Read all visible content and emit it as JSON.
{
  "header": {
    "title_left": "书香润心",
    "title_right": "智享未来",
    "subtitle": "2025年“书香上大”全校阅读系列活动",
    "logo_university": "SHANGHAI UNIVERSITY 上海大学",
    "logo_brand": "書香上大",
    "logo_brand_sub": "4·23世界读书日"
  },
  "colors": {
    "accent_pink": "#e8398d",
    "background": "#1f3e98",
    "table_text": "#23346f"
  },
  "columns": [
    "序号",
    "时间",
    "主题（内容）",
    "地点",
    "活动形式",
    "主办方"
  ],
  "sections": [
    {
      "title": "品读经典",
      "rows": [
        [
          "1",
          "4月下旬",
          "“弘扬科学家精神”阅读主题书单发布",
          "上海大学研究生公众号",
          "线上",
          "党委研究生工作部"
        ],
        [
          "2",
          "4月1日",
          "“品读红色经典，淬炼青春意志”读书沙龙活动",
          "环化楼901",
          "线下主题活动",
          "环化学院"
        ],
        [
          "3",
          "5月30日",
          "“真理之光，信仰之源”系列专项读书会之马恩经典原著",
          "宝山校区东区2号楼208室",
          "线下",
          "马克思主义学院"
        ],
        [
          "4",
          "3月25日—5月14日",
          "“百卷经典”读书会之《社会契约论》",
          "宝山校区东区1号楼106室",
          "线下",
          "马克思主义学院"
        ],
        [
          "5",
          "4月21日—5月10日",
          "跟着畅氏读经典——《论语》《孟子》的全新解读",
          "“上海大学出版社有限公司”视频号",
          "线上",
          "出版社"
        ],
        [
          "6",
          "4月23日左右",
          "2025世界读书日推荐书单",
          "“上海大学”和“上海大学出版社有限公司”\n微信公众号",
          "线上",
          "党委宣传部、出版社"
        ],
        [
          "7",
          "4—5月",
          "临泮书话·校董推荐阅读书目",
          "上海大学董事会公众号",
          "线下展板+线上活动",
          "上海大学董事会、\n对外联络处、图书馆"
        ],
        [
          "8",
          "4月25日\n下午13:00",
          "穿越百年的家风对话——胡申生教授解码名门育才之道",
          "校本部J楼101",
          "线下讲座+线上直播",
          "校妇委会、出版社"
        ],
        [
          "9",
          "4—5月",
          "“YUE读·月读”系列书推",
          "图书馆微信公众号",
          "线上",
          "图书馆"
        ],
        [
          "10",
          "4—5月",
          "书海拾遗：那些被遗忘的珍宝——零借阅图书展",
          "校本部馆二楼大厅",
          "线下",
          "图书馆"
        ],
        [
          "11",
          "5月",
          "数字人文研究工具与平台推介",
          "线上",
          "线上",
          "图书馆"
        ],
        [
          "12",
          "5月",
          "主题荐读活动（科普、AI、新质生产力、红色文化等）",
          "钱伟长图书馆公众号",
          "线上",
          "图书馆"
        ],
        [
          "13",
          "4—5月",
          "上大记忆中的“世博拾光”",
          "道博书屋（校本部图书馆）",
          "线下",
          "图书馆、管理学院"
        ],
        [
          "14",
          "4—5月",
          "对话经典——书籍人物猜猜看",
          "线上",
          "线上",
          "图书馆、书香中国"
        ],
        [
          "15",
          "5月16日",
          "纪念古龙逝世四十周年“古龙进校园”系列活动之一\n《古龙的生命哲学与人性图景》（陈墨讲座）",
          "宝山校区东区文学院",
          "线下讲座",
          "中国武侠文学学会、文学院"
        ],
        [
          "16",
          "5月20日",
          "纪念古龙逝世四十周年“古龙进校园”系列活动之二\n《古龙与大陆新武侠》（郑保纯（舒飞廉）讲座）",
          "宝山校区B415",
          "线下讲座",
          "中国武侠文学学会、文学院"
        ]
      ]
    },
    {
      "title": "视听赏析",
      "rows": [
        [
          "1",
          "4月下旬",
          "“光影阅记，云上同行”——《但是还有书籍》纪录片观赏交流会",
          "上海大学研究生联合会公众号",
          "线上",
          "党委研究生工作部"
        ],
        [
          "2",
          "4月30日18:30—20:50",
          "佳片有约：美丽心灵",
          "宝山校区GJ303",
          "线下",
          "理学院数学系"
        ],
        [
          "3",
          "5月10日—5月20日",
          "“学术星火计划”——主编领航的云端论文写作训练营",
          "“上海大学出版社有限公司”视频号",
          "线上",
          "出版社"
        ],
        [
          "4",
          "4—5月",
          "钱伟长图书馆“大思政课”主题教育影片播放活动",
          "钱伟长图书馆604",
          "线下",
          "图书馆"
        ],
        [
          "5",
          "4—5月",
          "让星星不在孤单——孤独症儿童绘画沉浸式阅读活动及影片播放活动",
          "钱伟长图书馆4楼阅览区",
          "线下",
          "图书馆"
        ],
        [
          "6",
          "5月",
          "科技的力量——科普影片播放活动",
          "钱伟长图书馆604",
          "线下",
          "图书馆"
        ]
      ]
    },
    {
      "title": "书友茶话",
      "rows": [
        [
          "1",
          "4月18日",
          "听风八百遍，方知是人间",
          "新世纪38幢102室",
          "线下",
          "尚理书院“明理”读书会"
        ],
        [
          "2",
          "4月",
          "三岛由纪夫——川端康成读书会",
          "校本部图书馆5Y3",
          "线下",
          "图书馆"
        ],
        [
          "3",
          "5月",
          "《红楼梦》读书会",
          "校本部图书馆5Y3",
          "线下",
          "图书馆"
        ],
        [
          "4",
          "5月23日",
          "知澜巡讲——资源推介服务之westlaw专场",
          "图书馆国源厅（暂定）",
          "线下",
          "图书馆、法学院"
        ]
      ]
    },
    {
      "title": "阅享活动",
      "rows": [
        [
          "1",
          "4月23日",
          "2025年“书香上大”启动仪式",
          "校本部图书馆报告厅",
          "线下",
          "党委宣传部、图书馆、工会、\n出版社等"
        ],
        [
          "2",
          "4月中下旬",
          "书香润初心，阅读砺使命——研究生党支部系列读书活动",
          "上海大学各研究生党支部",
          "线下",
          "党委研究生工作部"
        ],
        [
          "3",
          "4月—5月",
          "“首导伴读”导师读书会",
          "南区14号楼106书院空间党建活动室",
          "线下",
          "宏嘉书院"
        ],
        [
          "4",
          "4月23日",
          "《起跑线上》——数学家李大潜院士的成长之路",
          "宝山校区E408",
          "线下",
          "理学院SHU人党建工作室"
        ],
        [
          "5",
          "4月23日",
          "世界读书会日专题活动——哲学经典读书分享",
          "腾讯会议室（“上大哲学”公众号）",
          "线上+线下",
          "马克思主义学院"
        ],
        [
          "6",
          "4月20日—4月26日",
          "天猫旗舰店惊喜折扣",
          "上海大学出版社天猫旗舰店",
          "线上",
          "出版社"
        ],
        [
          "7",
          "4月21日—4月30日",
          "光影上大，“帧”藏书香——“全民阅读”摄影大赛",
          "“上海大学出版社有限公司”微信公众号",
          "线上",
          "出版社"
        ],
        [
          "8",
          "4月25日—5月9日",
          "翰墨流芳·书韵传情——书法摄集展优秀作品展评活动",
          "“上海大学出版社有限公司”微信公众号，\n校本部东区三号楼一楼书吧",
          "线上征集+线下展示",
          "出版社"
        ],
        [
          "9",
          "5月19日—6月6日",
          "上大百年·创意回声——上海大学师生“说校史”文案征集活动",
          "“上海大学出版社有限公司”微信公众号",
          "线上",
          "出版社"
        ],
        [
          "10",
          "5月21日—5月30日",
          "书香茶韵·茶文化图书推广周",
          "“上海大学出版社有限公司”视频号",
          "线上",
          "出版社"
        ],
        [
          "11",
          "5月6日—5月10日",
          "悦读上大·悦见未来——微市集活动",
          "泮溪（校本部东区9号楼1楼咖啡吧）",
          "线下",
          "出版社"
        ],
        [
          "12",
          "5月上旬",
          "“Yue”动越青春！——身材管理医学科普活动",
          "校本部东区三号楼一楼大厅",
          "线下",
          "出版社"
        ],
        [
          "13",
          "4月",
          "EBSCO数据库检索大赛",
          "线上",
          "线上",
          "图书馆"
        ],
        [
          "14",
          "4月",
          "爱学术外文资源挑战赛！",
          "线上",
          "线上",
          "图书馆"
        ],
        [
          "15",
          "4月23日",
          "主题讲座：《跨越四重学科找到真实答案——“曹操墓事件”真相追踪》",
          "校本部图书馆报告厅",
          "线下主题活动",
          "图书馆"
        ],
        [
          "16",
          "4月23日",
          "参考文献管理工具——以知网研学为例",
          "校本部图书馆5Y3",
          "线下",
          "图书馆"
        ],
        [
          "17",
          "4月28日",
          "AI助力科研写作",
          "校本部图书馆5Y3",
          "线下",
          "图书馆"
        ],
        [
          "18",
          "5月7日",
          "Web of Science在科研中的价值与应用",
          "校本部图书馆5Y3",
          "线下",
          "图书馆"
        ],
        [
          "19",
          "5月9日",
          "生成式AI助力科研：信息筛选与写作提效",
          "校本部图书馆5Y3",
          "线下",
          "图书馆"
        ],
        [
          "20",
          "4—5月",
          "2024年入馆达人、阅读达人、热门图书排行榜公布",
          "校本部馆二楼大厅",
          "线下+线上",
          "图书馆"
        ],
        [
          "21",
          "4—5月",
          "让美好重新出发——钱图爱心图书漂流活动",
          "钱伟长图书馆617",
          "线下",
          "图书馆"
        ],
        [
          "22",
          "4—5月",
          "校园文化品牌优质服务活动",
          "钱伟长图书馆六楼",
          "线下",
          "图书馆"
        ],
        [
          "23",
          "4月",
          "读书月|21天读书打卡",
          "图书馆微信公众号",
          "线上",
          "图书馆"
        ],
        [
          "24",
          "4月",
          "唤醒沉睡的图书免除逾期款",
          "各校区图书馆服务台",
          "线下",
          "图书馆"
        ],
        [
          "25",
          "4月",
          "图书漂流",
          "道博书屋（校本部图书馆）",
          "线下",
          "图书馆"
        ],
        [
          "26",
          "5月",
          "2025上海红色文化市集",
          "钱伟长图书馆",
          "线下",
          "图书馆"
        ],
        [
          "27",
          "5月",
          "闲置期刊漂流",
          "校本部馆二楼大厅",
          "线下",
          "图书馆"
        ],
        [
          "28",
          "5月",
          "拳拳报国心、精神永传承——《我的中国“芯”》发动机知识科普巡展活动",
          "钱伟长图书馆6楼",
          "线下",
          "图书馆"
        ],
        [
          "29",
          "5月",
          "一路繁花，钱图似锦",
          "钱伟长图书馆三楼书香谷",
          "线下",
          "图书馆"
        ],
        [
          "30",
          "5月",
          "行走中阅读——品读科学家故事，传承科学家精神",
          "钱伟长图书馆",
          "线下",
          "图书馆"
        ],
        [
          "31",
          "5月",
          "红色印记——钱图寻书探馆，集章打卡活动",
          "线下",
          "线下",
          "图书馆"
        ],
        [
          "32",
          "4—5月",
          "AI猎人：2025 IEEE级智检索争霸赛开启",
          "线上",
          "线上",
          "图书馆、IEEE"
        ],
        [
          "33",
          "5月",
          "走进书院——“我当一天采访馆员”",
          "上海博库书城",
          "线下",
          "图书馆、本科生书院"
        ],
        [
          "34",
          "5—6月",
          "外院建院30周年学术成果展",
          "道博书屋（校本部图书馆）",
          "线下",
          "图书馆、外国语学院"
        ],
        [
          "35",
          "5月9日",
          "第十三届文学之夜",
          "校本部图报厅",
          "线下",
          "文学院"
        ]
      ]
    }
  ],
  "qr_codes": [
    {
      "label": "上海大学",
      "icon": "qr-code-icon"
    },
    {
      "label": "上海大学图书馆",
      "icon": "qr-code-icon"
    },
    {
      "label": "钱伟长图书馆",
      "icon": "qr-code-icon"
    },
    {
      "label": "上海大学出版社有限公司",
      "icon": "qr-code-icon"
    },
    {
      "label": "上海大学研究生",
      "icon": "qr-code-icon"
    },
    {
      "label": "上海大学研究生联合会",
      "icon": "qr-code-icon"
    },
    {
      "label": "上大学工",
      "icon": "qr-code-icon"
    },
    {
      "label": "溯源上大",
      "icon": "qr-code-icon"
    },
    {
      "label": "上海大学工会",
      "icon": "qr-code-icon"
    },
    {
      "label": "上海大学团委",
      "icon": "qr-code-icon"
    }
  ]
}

◆ **PROBLEM DESCRIPTION**
Find the lines of the material that hold the word "纪念古龙逝世四十周年" and report their count alone.

◆ **ANSWER TO THE EXERCISE**
2